**STATED GOAL**
Repeat, line for line, the entries printed below.
################
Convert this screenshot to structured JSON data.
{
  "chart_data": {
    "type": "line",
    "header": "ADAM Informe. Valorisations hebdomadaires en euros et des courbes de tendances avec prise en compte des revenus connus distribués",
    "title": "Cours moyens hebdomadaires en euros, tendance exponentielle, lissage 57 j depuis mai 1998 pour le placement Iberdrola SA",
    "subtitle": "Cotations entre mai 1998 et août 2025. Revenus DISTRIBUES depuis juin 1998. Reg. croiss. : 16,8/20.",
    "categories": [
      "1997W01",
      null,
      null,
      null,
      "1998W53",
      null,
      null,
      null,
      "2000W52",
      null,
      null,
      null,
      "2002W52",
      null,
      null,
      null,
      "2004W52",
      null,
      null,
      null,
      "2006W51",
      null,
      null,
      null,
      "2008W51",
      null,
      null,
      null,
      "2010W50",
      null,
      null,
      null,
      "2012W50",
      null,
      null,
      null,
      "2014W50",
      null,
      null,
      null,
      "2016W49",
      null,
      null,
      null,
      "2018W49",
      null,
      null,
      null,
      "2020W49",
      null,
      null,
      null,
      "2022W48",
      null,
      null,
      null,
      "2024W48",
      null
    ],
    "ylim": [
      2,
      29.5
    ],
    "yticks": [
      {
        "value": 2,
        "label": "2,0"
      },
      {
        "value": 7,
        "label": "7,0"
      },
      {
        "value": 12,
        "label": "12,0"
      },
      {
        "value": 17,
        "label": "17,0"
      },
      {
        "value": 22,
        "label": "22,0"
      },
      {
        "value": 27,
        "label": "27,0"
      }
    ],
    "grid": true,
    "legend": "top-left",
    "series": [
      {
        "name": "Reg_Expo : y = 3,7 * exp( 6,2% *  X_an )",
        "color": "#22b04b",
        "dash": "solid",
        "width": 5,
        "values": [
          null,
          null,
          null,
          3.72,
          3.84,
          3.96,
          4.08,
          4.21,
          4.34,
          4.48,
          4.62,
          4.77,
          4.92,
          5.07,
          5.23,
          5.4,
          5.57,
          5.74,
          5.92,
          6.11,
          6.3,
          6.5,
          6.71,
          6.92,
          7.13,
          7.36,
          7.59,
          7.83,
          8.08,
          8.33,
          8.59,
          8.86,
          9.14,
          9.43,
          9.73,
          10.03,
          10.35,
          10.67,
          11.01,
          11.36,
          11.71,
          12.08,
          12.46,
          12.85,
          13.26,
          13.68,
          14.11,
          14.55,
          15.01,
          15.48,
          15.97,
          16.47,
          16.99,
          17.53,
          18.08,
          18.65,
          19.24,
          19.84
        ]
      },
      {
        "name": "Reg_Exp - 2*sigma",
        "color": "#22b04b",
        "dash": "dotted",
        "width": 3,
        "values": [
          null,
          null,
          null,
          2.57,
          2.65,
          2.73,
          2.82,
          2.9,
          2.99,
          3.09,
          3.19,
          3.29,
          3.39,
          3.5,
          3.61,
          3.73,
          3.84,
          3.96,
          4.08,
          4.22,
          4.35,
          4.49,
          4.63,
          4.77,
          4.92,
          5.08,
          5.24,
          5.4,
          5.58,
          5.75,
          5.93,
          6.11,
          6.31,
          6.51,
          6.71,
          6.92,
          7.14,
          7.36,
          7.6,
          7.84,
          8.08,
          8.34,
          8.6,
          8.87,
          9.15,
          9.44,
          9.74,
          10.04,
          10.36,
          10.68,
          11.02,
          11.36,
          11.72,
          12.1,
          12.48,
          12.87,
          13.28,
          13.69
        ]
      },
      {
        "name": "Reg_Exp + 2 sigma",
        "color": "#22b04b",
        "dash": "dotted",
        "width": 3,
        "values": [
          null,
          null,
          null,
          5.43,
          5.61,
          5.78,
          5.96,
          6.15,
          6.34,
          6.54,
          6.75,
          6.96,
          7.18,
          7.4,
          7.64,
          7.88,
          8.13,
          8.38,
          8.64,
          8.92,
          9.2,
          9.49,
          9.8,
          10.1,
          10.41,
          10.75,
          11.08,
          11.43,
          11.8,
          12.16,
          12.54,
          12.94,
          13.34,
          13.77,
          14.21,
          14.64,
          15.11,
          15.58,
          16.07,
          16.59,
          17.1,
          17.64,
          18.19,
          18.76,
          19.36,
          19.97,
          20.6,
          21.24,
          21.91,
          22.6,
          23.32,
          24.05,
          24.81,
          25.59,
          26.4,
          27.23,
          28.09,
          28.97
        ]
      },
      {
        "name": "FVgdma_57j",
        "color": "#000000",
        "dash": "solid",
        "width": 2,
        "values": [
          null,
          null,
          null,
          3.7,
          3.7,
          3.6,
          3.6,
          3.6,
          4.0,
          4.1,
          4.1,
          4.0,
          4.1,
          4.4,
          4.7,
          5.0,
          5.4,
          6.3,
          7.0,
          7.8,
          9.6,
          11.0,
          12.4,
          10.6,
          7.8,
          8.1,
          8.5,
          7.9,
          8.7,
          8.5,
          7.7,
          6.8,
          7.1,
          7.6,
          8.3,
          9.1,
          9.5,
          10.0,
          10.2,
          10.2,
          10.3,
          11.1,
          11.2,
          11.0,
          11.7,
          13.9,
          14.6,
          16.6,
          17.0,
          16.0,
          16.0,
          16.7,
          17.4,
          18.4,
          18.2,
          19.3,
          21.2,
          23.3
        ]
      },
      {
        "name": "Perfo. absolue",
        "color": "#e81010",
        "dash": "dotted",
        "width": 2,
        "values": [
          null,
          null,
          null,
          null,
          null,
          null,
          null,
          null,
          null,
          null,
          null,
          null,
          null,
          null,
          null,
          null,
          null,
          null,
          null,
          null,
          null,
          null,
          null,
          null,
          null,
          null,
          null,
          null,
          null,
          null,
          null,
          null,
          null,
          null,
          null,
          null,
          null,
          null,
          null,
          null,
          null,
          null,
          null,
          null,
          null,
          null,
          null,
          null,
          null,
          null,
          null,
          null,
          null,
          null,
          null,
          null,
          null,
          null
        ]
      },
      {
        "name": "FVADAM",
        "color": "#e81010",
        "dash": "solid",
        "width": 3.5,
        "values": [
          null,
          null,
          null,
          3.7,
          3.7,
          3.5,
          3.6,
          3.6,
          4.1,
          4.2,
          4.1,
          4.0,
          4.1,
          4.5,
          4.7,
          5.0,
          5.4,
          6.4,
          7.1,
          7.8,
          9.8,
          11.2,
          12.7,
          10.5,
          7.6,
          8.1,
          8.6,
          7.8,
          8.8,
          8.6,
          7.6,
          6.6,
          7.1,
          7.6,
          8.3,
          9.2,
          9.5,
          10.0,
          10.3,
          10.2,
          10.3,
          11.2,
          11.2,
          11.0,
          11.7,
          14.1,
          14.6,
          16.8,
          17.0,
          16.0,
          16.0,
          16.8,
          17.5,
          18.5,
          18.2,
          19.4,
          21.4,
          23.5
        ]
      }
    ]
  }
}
################
**FULL RESPONSE**
Convert this screenshot to structured JSON data.
{
  "chart_data": {
    "type": "line",
    "header": "ADAM Informe. Valorisations hebdomadaires en euros et des courbes de tendances avec prise en compte des revenus connus distribués",
    "title": "Cours moyens hebdomadaires en euros, tendance exponentielle, lissage 57 j depuis mai 1998 pour le placement Iberdrola SA",
    "subtitle": "Cotations entre mai 1998 et août 2025. Revenus DISTRIBUES depuis juin 1998. Reg. croiss. : 16,8/20.",
    "categories": [
      "1997W01",
      null,
      null,
      null,
      "1998W53",
      null,
      null,
      null,
      "2000W52",
      null,
      null,
      null,
      "2002W52",
      null,
      null,
      null,
      "2004W52",
      null,
      null,
      null,
      "2006W51",
      null,
      null,
      null,
      "2008W51",
      null,
      null,
      null,
      "2010W50",
      null,
      null,
      null,
      "2012W50",
      null,
      null,
      null,
      "2014W50",
      null,
      null,
      null,
      "2016W49",
      null,
      null,
      null,
      "2018W49",
      null,
      null,
      null,
      "2020W49",
      null,
      null,
      null,
      "2022W48",
      null,
      null,
      null,
      "2024W48",
      null
    ],
    "ylim": [
      2,
      29.5
    ],
    "yticks": [
      {
        "value": 2,
        "label": "2,0"
      },
      {
        "value": 7,
        "label": "7,0"
      },
      {
        "value": 12,
        "label": "12,0"
      },
      {
        "value": 17,
        "label": "17,0"
      },
      {
        "value": 22,
        "label": "22,0"
      },
      {
        "value": 27,
        "label": "27,0"
      }
    ],
    "grid": true,
    "legend": "top-left",
    "series": [
      {
        "name": "Reg_Expo : y = 3,7 * exp( 6,2% *  X_an )",
        "color": "#22b04b",
        "dash": "solid",
        "width": 5,
        "values": [
          null,
          null,
          null,
          3.72,
          3.84,
          3.96,
          4.08,
          4.21,
          4.34,
          4.48,
          4.62,
          4.77,
          4.92,
          5.07,
          5.23,
          5.4,
          5.57,
          5.74,
          5.92,
          6.11,
          6.3,
          6.5,
          6.71,
          6.92,
          7.13,
          7.36,
          7.59,
          7.83,
          8.08,
          8.33,
          8.59,
          8.86,
          9.14,
          9.43,
          9.73,
          10.03,
          10.35,
          10.67,
          11.01,
          11.36,
          11.71,
          12.08,
          12.46,
          12.85,
          13.26,
          13.68,
          14.11,
          14.55,
          15.01,
          15.48,
          15.97,
          16.47,
          16.99,
          17.53,
          18.08,
          18.65,
          19.24,
          19.84
        ]
      },
      {
        "name": "Reg_Exp - 2*sigma",
        "color": "#22b04b",
        "dash": "dotted",
        "width": 3,
        "values": [
          null,
          null,
          null,
          2.57,
          2.65,
          2.73,
          2.82,
          2.9,
          2.99,
          3.09,
          3.19,
          3.29,
          3.39,
          3.5,
          3.61,
          3.73,
          3.84,
          3.96,
          4.08,
          4.22,
          4.35,
          4.49,
          4.63,
          4.77,
          4.92,
          5.08,
          5.24,
          5.4,
          5.58,
          5.75,
          5.93,
          6.11,
          6.31,
          6.51,
          6.71,
          6.92,
          7.14,
          7.36,
          7.6,
          7.84,
          8.08,
          8.34,
          8.6,
          8.87,
          9.15,
          9.44,
          9.74,
          10.04,
          10.36,
          10.68,
          11.02,
          11.36,
          11.72,
          12.1,
          12.48,
          12.87,
          13.28,
          13.69
        ]
      },
      {
        "name": "Reg_Exp + 2 sigma",
        "color": "#22b04b",
        "dash": "dotted",
        "width": 3,
        "values": [
          null,
          null,
          null,
          5.43,
          5.61,
          5.78,
          5.96,
          6.15,
          6.34,
          6.54,
          6.75,
          6.96,
          7.18,
          7.4,
          7.64,
          7.88,
          8.13,
          8.38,
          8.64,
          8.92,
          9.2,
          9.49,
          9.8,
          10.1,
          10.41,
          10.75,
          11.08,
          11.43,
          11.8,
          12.16,
          12.54,
          12.94,
          13.34,
          13.77,
          14.21,
          14.64,
          15.11,
          15.58,
          16.07,
          16.59,
          17.1,
          17.64,
          18.19,
          18.76,
          19.36,
          19.97,
          20.6,
          21.24,
          21.91,
          22.6,
          23.32,
          24.05,
          24.81,
          25.59,
          26.4,
          27.23,
          28.09,
          28.97
        ]
      },
      {
        "name": "FVgdma_57j",
        "color": "#000000",
        "dash": "solid",
        "width": 2,
        "values": [
          null,
          null,
          null,
          3.7,
          3.7,
          3.6,
          3.6,
          3.6,
          4.0,
          4.1,
          4.1,
          4.0,
          4.1,
          4.4,
          4.7,
          5.0,
          5.4,
          6.3,
          7.0,
          7.8,
          9.6,
          11.0,
          12.4,
          10.6,
          7.8,
          8.1,
          8.5,
          7.9,
          8.7,
          8.5,
          7.7,
          6.8,
          7.1,
          7.6,
          8.3,
          9.1,
          9.5,
          10.0,
          10.2,
          10.2,
          10.3,
          11.1,
          11.2,
          11.0,
          11.7,
          13.9,
          14.6,
          16.6,
          17.0,
          16.0,
          16.0,
          16.7,
          17.4,
          18.4,
          18.2,
          19.3,
          21.2,
          23.3
        ]
      },
      {
        "name": "Perfo. absolue",
        "color": "#e81010",
        "dash": "dotted",
        "width": 2,
        "values": [
          null,
          null,
          null,
          null,
          null,
          null,
          null,
          null,
          null,
          null,
          null,
          null,
          null,
          null,
          null,
          null,
          null,
          null,
          null,
          null,
          null,
          null,
          null,
          null,
          null,
          null,
          null,
          null,
          null,
          null,
          null,
          null,
          null,
          null,
          null,
          null,
          null,
          null,
          null,
          null,
          null,
          null,
          null,
          null,
          null,
          null,
          null,
          null,
          null,
          null,
          null,
          null,
          null,
          null,
          null,
          null,
          null,
          null
        ]
      },
      {
        "name": "FVADAM",
        "color": "#e81010",
        "dash": "solid",
        "width": 3.5,
        "values": [
          null,
          null,
          null,
          3.7,
          3.7,
          3.5,
          3.6,
          3.6,
          4.1,
          4.2,
          4.1,
          4.0,
          4.1,
          4.5,
          4.7,
          5.0,
          5.4,
          6.4,
          7.1,
          7.8,
          9.8,
          11.2,
          12.7,
          10.5,
          7.6,
          8.1,
          8.6,
          7.8,
          8.8,
          8.6,
          7.6,
          6.6,
          7.1,
          7.6,
          8.3,
          9.2,
          9.5,
          10.0,
          10.3,
          10.2,
          10.3,
          11.2,
          11.2,
          11.0,
          11.7,
          14.1,
          14.6,
          16.8,
          17.0,
          16.0,
          16.0,
          16.8,
          17.5,
          18.5,
          18.2,
          19.4,
          21.4,
          23.5
        ]
      }
    ]
  }
}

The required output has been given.